■ What you need to do
Render every line of the items below as a Markdown table with the columns "Row" and "Line," numbering the rows in order and omitting blank lines.

# START OF Data section

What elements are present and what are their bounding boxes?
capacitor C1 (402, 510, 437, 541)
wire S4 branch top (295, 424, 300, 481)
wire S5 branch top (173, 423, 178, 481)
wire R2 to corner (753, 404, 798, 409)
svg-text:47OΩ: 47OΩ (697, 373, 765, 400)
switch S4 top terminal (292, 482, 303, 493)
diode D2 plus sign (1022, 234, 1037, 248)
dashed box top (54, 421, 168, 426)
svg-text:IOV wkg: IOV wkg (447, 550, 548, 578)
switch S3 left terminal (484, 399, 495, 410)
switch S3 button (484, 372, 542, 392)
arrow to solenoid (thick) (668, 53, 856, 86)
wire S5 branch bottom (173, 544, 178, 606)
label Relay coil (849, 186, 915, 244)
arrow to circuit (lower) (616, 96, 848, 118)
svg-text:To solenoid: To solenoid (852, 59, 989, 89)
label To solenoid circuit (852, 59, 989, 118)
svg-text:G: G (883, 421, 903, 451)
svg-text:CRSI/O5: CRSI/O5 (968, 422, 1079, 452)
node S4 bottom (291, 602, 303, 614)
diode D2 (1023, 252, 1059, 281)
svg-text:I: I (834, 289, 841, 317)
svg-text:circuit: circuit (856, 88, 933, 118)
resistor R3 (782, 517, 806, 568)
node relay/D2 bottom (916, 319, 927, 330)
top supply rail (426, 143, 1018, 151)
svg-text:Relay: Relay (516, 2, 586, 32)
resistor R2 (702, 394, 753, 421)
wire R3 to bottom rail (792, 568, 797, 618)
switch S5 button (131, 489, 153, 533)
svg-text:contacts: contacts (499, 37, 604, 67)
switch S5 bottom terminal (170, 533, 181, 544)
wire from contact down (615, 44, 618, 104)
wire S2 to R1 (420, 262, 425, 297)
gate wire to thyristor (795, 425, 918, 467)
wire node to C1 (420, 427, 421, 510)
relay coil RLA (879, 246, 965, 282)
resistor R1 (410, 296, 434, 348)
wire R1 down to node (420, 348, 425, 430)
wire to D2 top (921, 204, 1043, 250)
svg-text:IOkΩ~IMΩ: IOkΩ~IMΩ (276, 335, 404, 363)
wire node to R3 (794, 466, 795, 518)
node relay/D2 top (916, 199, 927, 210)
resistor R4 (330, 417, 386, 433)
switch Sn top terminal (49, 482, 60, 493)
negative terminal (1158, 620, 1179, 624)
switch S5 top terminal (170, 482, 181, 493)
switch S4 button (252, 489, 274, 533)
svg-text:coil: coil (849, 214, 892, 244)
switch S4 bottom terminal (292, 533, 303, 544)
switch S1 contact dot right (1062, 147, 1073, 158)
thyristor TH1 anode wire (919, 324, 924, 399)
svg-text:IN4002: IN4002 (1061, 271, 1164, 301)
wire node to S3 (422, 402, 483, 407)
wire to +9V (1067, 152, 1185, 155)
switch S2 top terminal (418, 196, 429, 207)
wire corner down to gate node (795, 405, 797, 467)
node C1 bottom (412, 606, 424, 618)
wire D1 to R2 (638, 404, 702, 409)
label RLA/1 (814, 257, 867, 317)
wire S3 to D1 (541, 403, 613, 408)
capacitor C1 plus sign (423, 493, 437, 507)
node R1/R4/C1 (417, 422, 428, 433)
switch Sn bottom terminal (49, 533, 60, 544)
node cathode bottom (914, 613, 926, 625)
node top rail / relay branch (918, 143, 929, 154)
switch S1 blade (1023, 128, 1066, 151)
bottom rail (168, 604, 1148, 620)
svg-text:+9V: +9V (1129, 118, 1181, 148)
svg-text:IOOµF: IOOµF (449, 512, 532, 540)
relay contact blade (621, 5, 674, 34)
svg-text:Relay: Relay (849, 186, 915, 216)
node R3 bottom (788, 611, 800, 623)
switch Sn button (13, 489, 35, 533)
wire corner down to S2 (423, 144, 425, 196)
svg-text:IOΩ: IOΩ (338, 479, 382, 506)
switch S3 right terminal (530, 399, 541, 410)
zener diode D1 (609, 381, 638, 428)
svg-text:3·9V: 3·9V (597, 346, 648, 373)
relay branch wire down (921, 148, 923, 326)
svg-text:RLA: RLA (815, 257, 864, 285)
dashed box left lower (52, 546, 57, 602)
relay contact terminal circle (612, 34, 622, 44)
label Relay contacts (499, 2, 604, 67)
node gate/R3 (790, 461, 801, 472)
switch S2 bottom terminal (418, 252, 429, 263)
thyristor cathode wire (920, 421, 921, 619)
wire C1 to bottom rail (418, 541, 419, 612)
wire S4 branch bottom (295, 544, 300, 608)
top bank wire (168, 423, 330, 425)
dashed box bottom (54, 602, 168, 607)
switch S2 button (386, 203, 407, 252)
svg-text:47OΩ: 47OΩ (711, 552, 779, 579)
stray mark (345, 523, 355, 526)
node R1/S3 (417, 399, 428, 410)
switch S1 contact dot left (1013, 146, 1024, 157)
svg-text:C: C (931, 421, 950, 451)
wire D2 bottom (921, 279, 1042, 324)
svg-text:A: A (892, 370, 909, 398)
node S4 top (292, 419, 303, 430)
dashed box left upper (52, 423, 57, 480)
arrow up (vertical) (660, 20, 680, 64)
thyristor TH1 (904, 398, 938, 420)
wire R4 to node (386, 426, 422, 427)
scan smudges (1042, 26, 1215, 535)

# END OF Data section

■ Answer to the exercise
| Row | Line |
|---|---|
| 1 | What elements are present and what are their bounding boxes? |
| 2 | capacitor C1 (402, 510, 437, 541) |
| 3 | wire S4 branch top (295, 424, 300, 481) |
| 4 | wire S5 branch top (173, 423, 178, 481) |
| 5 | wire R2 to corner (753, 404, 798, 409) |
| 6 | svg-text:47OΩ: 47OΩ (697, 373, 765, 400) |
| 7 | switch S4 top terminal (292, 482, 303, 493) |
| 8 | diode D2 plus sign (1022, 234, 1037, 248) |
| 9 | dashed box top (54, 421, 168, 426) |
| 10 | svg-text:IOV wkg: IOV wkg (447, 550, 548, 578) |
| 11 | switch S3 left terminal (484, 399, 495, 410) |
| 12 | switch S3 button (484, 372, 542, 392) |
| 13 | arrow to solenoid (thick) (668, 53, 856, 86) |
| 14 | wire S5 branch bottom (173, 544, 178, 606) |
| 15 | label Relay coil (849, 186, 915, 244) |
| 16 | arrow to circuit (lower) (616, 96, 848, 118) |
| 17 | svg-text:To solenoid: To solenoid (852, 59, 989, 89) |
| 18 | label To solenoid circuit (852, 59, 989, 118) |
| 19 | svg-text:G: G (883, 421, 903, 451) |
| 20 | svg-text:CRSI/O5: CRSI/O5 (968, 422, 1079, 452) |
| 21 | node S4 bottom (291, 602, 303, 614) |
| 22 | diode D2 (1023, 252, 1059, 281) |
| 23 | svg-text:I: I (834, 289, 841, 317) |
| 24 | svg-text:circuit: circuit (856, 88, 933, 118) |
| 25 | resistor R3 (782, 517, 806, 568) |
| 26 | node relay/D2 bottom (916, 319, 927, 330) |
| 27 | top supply rail (426, 143, 1018, 151) |
| 28 | svg-text:Relay: Relay (516, 2, 586, 32) |
| 29 | resistor R2 (702, 394, 753, 421) |
| 30 | wire R3 to bottom rail (792, 568, 797, 618) |
| 31 | switch S5 button (131, 489, 153, 533) |
| 32 | svg-text:contacts: contacts (499, 37, 604, 67) |
| 33 | switch S5 bottom terminal (170, 533, 181, 544) |
| 34 | wire from contact down (615, 44, 618, 104) |
| 35 | wire S2 to R1 (420, 262, 425, 297) |
| 36 | gate wire to thyristor (795, 425, 918, 467) |
| 37 | wire node to C1 (420, 427, 421, 510) |
| 38 | relay coil RLA (879, 246, 965, 282) |
| 39 | resistor R1 (410, 296, 434, 348) |
| 40 | wire R1 down to node (420, 348, 425, 430) |
| 41 | wire to D2 top (921, 204, 1043, 250) |
| 42 | svg-text:IOkΩ~IMΩ: IOkΩ~IMΩ (276, 335, 404, 363) |
| 43 | wire node to R3 (794, 466, 795, 518) |
| 44 | node relay/D2 top (916, 199, 927, 210) |
| 45 | resistor R4 (330, 417, 386, 433) |
| 46 | switch Sn top terminal (49, 482, 60, 493) |
| 47 | negative terminal (1158, 620, 1179, 624) |
| 48 | switch S5 top terminal (170, 482, 181, 493) |
| 49 | switch S4 button (252, 489, 274, 533) |
| 50 | svg-text:coil: coil (849, 214, 892, 244) |
| 51 | switch S4 bottom terminal (292, 533, 303, 544) |
| 52 | switch S1 contact dot right (1062, 147, 1073, 158) |
| 53 | thyristor TH1 anode wire (919, 324, 924, 399) |
| 54 | svg-text:IN4002: IN4002 (1061, 271, 1164, 301) |
| 55 | wire node to S3 (422, 402, 483, 407) |
| 56 | wire to +9V (1067, 152, 1185, 155) |
| 57 | switch S2 top terminal (418, 196, 429, 207) |
| 58 | wire corner down to gate node (795, 405, 797, 467) |
| 59 | node C1 bottom (412, 606, 424, 618) |
| 60 | wire D1 to R2 (638, 404, 702, 409) |
| 61 | label RLA/1 (814, 257, 867, 317) |
| 62 | wire S3 to D1 (541, 403, 613, 408) |
| 63 | capacitor C1 plus sign (423, 493, 437, 507) |
| 64 | node R1/R4/C1 (417, 422, 428, 433) |
| 65 | switch Sn bottom terminal (49, 533, 60, 544) |
| 66 | node cathode bottom (914, 613, 926, 625) |
| 67 | node top rail / relay branch (918, 143, 929, 154) |
| 68 | switch S1 blade (1023, 128, 1066, 151) |
| 69 | bottom rail (168, 604, 1148, 620) |
| 70 | svg-text:+9V: +9V (1129, 118, 1181, 148) |
| 71 | svg-text:IOOµF: IOOµF (449, 512, 532, 540) |
| 72 | relay contact blade (621, 5, 674, 34) |
| 73 | svg-text:Relay: Relay (849, 186, 915, 216) |
| 74 | node R3 bottom (788, 611, 800, 623) |
| 75 | switch Sn button (13, 489, 35, 533) |
| 76 | wire corner down to S2 (423, 144, 425, 196) |
| 77 | svg-text:IOΩ: IOΩ (338, 479, 382, 506) |
| 78 | switch S3 right terminal (530, 399, 541, 410) |
| 79 | zener diode D1 (609, 381, 638, 428) |
| 80 | svg-text:3·9V: 3·9V (597, 346, 648, 373) |
| 81 | relay branch wire down (921, 148, 923, 326) |
| 82 | svg-text:RLA: RLA (815, 257, 864, 285) |
| 83 | dashed box left lower (52, 546, 57, 602) |
| 84 | relay contact terminal circle (612, 34, 622, 44) |
| 85 | label Relay contacts (499, 2, 604, 67) |
| 86 | node gate/R3 (790, 461, 801, 472) |
| 87 | switch S2 bottom terminal (418, 252, 429, 263) |
| 88 | thyristor cathode wire (920, 421, 921, 619) |
| 89 | wire C1 to bottom rail (418, 541, 419, 612) |
| 90 | wire S4 branch bottom (295, 544, 300, 608) |
| 91 | top bank wire (168, 423, 330, 425) |
| 92 | dashed box bottom (54, 602, 168, 607) |
| 93 | switch S2 button (386, 203, 407, 252) |
| 94 | svg-text:47OΩ: 47OΩ (711, 552, 779, 579) |
| 95 | stray mark (345, 523, 355, 526) |
| 96 | node R1/S3 (417, 399, 428, 410) |
| 97 | switch S1 contact dot left (1013, 146, 1024, 157) |
| 98 | svg-text:C: C (931, 421, 950, 451) |
| 99 | wire D2 bottom (921, 279, 1042, 324) |
| 100 | svg-text:A: A (892, 370, 909, 398) |
| 101 | node S4 top (292, 419, 303, 430) |
| 102 | dashed box left upper (52, 423, 57, 480) |
| 103 | arrow up (vertical) (660, 20, 680, 64) |
| 104 | thyristor TH1 (904, 398, 938, 420) |
| 105 | wire R4 to node (386, 426, 422, 427) |
| 106 | scan smudges (1042, 26, 1215, 535) |